══ Material provided
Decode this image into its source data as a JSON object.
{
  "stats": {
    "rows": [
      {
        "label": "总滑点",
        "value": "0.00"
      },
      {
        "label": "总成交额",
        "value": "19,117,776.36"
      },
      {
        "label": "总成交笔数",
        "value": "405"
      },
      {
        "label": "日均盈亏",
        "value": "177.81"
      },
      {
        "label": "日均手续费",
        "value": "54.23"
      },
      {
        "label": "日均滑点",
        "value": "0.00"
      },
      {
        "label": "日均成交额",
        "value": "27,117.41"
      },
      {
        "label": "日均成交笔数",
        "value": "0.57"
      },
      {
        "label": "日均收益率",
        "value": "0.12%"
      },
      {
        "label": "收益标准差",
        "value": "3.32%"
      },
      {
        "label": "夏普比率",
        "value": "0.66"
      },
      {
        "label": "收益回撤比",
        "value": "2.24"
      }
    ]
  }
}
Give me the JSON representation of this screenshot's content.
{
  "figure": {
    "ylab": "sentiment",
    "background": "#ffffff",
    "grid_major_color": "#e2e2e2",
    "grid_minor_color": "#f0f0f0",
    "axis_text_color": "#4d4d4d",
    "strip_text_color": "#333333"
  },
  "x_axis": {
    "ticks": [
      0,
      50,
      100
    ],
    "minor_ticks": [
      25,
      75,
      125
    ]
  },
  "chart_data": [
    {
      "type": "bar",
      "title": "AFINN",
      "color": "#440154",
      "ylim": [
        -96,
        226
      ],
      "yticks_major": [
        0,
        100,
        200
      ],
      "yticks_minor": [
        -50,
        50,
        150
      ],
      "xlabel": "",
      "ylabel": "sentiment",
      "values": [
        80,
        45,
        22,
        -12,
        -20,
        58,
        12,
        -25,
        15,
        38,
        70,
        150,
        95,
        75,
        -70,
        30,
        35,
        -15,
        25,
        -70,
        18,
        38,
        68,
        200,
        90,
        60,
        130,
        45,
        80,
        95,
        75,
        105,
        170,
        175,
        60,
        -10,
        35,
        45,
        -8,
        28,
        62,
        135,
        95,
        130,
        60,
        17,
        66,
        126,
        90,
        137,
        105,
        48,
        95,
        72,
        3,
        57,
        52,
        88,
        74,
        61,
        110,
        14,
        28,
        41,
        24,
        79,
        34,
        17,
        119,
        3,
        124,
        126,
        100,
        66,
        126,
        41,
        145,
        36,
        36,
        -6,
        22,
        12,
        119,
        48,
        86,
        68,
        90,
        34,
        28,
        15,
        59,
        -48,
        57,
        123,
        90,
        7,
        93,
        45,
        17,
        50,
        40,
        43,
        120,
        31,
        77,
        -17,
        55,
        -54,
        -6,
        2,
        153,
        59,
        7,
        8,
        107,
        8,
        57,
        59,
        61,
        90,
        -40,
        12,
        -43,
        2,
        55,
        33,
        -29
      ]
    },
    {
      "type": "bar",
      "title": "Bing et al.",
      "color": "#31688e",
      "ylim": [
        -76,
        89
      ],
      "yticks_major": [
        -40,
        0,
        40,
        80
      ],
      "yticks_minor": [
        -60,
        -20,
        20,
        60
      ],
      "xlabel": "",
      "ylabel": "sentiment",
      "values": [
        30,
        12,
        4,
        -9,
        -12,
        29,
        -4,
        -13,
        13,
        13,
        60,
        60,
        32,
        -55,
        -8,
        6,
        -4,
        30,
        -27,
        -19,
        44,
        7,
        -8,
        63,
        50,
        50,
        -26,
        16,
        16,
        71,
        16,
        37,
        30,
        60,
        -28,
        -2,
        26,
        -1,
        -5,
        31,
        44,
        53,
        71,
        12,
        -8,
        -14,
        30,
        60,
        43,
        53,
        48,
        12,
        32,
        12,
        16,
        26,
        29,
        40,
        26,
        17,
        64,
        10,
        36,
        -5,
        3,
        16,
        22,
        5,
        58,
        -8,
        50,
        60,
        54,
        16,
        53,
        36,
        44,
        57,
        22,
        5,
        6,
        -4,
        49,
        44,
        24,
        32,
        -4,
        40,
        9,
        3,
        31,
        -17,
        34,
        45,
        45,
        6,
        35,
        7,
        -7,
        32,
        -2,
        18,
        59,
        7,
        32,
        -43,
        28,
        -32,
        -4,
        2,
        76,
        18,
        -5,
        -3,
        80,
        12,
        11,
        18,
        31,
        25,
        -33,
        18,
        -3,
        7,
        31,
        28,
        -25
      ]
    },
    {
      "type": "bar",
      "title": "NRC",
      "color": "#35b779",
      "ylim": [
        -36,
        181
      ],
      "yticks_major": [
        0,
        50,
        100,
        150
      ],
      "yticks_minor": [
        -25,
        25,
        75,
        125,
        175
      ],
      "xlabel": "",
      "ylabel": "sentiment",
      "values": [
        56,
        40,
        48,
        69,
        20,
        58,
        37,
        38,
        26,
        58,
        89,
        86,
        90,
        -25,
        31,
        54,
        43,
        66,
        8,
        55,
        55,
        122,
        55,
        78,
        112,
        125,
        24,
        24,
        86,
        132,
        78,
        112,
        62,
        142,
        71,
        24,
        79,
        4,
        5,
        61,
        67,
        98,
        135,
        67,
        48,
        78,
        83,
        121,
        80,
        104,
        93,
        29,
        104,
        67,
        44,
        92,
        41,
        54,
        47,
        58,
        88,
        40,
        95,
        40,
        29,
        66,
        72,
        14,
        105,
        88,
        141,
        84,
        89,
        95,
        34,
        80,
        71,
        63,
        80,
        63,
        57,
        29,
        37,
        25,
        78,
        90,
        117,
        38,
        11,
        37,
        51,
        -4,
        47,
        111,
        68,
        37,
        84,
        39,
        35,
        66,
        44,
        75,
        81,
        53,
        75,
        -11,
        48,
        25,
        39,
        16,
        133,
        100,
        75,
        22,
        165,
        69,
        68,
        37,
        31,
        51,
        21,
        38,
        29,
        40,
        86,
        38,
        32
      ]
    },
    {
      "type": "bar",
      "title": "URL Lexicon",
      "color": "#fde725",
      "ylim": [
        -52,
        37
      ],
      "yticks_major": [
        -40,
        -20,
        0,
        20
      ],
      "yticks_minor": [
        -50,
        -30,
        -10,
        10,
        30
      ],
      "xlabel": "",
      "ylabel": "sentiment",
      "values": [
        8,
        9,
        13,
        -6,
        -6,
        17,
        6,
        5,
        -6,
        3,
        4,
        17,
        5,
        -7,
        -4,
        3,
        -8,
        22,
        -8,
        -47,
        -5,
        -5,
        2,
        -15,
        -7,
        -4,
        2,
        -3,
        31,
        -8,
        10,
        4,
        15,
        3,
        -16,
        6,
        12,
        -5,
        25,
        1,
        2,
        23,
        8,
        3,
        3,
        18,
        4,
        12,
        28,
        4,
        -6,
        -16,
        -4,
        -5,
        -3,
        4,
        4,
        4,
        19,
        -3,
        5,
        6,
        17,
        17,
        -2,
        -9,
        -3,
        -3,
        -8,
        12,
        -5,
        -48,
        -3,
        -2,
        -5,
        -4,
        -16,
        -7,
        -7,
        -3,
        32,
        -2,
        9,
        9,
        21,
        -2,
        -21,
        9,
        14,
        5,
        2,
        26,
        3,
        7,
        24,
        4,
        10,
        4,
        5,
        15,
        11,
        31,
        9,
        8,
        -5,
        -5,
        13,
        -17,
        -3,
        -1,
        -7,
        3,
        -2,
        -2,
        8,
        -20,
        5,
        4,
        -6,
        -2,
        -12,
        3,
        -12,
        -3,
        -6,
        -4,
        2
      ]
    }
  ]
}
════
● What is expected
Identify the lines of the entries containing the string "this". Copy each such line.

● Finished task
Decode this image into its source data as a JSON object.
Give me the JSON representation of this screenshot's content.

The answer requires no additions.